start INFORMATION PROVIDED
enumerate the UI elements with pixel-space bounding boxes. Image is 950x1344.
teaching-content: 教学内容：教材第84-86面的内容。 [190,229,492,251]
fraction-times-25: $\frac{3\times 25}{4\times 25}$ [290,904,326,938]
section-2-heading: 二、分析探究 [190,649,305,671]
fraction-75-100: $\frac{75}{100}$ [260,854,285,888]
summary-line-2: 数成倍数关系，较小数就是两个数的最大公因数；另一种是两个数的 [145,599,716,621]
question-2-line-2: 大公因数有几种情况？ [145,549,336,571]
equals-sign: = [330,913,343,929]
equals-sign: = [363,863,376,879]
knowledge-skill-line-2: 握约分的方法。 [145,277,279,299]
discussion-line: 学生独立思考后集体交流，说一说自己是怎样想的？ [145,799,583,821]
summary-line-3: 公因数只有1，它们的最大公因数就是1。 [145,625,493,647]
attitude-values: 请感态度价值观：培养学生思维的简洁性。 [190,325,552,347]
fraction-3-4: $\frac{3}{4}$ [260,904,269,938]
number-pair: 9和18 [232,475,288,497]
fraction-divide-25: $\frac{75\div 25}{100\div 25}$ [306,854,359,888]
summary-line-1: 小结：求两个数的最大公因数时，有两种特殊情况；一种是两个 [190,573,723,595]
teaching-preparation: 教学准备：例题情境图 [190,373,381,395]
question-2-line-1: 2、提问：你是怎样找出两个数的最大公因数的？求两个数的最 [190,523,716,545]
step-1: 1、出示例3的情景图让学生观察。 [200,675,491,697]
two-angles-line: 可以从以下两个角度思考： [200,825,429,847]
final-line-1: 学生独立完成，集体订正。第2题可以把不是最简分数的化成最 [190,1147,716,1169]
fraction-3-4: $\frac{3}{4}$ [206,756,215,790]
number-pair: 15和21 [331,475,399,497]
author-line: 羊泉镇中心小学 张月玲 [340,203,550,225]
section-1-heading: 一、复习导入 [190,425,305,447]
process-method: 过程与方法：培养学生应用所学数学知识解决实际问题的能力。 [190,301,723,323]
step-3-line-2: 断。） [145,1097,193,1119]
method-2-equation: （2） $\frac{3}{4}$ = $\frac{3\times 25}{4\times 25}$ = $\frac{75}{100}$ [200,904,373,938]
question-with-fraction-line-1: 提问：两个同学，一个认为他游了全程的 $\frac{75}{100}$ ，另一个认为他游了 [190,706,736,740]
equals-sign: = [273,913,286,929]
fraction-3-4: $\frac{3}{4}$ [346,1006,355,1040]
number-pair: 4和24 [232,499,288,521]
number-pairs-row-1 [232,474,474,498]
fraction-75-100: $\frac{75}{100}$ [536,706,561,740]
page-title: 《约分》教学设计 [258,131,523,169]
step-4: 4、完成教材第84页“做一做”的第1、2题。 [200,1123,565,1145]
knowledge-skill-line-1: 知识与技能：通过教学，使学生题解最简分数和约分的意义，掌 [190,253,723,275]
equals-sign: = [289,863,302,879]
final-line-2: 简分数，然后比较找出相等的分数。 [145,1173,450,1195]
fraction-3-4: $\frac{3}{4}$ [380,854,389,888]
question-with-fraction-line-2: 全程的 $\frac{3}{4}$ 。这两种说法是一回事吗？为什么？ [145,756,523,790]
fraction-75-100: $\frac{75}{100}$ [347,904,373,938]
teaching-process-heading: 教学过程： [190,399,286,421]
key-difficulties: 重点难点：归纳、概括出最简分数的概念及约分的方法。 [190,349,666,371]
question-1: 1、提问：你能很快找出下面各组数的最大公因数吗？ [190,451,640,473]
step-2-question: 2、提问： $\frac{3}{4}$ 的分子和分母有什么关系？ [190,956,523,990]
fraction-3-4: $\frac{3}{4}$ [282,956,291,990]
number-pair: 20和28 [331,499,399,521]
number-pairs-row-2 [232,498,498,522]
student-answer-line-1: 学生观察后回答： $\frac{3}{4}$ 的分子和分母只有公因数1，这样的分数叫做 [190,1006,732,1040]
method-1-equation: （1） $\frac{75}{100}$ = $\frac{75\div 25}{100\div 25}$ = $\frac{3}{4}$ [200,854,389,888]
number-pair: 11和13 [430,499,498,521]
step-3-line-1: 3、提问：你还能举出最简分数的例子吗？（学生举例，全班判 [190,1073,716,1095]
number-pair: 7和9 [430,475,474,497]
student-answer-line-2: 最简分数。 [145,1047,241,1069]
end INFORMATION PROVIDED
- TASK TO COMPLETE: Put every line of the records above into a Markdown table with the columns "Number" and "Entry", giving each line a row number and leaving out blank lines.

- EXERCISE ANSWER:
| Number | Entry |
|---|---|
| 1 | enumerate the UI elements with pixel-space bounding boxes. Image is 950x1344. |
| 2 | teaching-content: 教学内容：教材第84-86面的内容。 [190,229,492,251] |
| 3 | fraction-times-25: $\frac{3\times 25}{4\times 25}$ [290,904,326,938] |
| 4 | section-2-heading: 二、分析探究 [190,649,305,671] |
| 5 | fraction-75-100: $\frac{75}{100}$ [260,854,285,888] |
| 6 | summary-line-2: 数成倍数关系，较小数就是两个数的最大公因数；另一种是两个数的 [145,599,716,621] |
| 7 | question-2-line-2: 大公因数有几种情况？ [145,549,336,571] |
| 8 | equals-sign: = [330,913,343,929] |
| 9 | equals-sign: = [363,863,376,879] |
| 10 | knowledge-skill-line-2: 握约分的方法。 [145,277,279,299] |
| 11 | discussion-line: 学生独立思考后集体交流，说一说自己是怎样想的？ [145,799,583,821] |
| 12 | summary-line-3: 公因数只有1，它们的最大公因数就是1。 [145,625,493,647] |
| 13 | attitude-values: 请感态度价值观：培养学生思维的简洁性。 [190,325,552,347] |
| 14 | fraction-3-4: $\frac{3}{4}$ [260,904,269,938] |
| 15 | number-pair: 9和18 [232,475,288,497] |
| 16 | fraction-divide-25: $\frac{75\div 25}{100\div 25}$ [306,854,359,888] |
| 17 | summary-line-1: 小结：求两个数的最大公因数时，有两种特殊情况；一种是两个 [190,573,723,595] |
| 18 | teaching-preparation: 教学准备：例题情境图 [190,373,381,395] |
| 19 | question-2-line-1: 2、提问：你是怎样找出两个数的最大公因数的？求两个数的最 [190,523,716,545] |
| 20 | step-1: 1、出示例3的情景图让学生观察。 [200,675,491,697] |
| 21 | two-angles-line: 可以从以下两个角度思考： [200,825,429,847] |
| 22 | final-line-1: 学生独立完成，集体订正。第2题可以把不是最简分数的化成最 [190,1147,716,1169] |
| 23 | fraction-3-4: $\frac{3}{4}$ [206,756,215,790] |
| 24 | number-pair: 15和21 [331,475,399,497] |
| 25 | author-line: 羊泉镇中心小学 张月玲 [340,203,550,225] |
| 26 | section-1-heading: 一、复习导入 [190,425,305,447] |
| 27 | process-method: 过程与方法：培养学生应用所学数学知识解决实际问题的能力。 [190,301,723,323] |
| 28 | step-3-line-2: 断。） [145,1097,193,1119] |
| 29 | method-2-equation: （2） $\frac{3}{4}$ = $\frac{3\times 25}{4\times 25}$ = $\frac{75}{100}$ [200,904,373,938] |
| 30 | question-with-fraction-line-1: 提问：两个同学，一个认为他游了全程的 $\frac{75}{100}$ ，另一个认为他游了 [190,706,736,740] |
| 31 | equals-sign: = [273,913,286,929] |
| 32 | fraction-3-4: $\frac{3}{4}$ [346,1006,355,1040] |
| 33 | number-pair: 4和24 [232,499,288,521] |
| 34 | number-pairs-row-1 [232,474,474,498] |
| 35 | fraction-75-100: $\frac{75}{100}$ [536,706,561,740] |
| 36 | page-title: 《约分》教学设计 [258,131,523,169] |
| 37 | step-4: 4、完成教材第84页“做一做”的第1、2题。 [200,1123,565,1145] |
| 38 | knowledge-skill-line-1: 知识与技能：通过教学，使学生题解最简分数和约分的意义，掌 [190,253,723,275] |
| 39 | equals-sign: = [289,863,302,879] |
| 40 | final-line-2: 简分数，然后比较找出相等的分数。 [145,1173,450,1195] |
| 41 | fraction-3-4: $\frac{3}{4}$ [380,854,389,888] |
| 42 | question-with-fraction-line-2: 全程的 $\frac{3}{4}$ 。这两种说法是一回事吗？为什么？ [145,756,523,790] |
| 43 | fraction-75-100: $\frac{75}{100}$ [347,904,373,938] |
| 44 | teaching-process-heading: 教学过程： [190,399,286,421] |
| 45 | key-difficulties: 重点难点：归纳、概括出最简分数的概念及约分的方法。 [190,349,666,371] |
| 46 | question-1: 1、提问：你能很快找出下面各组数的最大公因数吗？ [190,451,640,473] |
| 47 | step-2-question: 2、提问： $\frac{3}{4}$ 的分子和分母有什么关系？ [190,956,523,990] |
| 48 | fraction-3-4: $\frac{3}{4}$ [282,956,291,990] |
| 49 | number-pair: 20和28 [331,499,399,521] |
| 50 | number-pairs-row-2 [232,498,498,522] |
| 51 | student-answer-line-1: 学生观察后回答： $\frac{3}{4}$ 的分子和分母只有公因数1，这样的分数叫做 [190,1006,732,1040] |
| 52 | method-1-equation: （1） $\frac{75}{100}$ = $\frac{75\div 25}{100\div 25}$ = $\frac{3}{4}$ [200,854,389,888] |
| 53 | number-pair: 11和13 [430,499,498,521] |
| 54 | step-3-line-1: 3、提问：你还能举出最简分数的例子吗？（学生举例，全班判 [190,1073,716,1095] |
| 55 | number-pair: 7和9 [430,475,474,497] |
| 56 | student-answer-line-2: 最简分数。 [145,1047,241,1069] |